- _Goal_
Every line of the material that follows must be printed again exactly.

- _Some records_
******************************

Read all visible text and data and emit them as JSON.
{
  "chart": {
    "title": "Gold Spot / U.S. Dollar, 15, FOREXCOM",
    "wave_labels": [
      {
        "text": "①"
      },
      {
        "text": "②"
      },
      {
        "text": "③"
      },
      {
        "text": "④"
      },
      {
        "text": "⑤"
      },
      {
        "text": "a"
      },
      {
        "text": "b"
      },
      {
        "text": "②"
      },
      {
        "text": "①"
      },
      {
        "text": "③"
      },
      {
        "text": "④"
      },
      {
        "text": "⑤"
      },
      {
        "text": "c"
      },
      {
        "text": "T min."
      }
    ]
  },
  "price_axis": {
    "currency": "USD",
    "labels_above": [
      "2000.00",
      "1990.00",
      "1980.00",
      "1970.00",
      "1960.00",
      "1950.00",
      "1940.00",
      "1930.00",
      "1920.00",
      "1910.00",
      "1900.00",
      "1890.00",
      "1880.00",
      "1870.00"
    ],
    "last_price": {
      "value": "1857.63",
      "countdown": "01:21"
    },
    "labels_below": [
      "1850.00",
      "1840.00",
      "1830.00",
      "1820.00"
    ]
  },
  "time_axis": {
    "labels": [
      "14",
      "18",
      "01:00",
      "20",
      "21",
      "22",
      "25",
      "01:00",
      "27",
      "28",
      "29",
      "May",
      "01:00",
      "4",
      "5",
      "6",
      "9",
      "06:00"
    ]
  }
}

******************************

- _Finished answer_
Read all visible text and data and emit them as JSON.
{
  "chart": {
    "title": "Gold Spot / U.S. Dollar, 15, FOREXCOM",
    "wave_labels": [
      {
        "text": "①"
      },
      {
        "text": "②"
      },
      {
        "text": "③"
      },
      {
        "text": "④"
      },
      {
        "text": "⑤"
      },
      {
        "text": "a"
      },
      {
        "text": "b"
      },
      {
        "text": "②"
      },
      {
        "text": "①"
      },
      {
        "text": "③"
      },
      {
        "text": "④"
      },
      {
        "text": "⑤"
      },
      {
        "text": "c"
      },
      {
        "text": "T min."
      }
    ]
  },
  "price_axis": {
    "currency": "USD",
    "labels_above": [
      "2000.00",
      "1990.00",
      "1980.00",
      "1970.00",
      "1960.00",
      "1950.00",
      "1940.00",
      "1930.00",
      "1920.00",
      "1910.00",
      "1900.00",
      "1890.00",
      "1880.00",
      "1870.00"
    ],
    "last_price": {
      "value": "1857.63",
      "countdown": "01:21"
    },
    "labels_below": [
      "1850.00",
      "1840.00",
      "1830.00",
      "1820.00"
    ]
  },
  "time_axis": {
    "labels": [
      "14",
      "18",
      "01:00",
      "20",
      "21",
      "22",
      "25",
      "01:00",
      "27",
      "28",
      "29",
      "May",
      "01:00",
      "4",
      "5",
      "6",
      "9",
      "06:00"
    ]
  }
}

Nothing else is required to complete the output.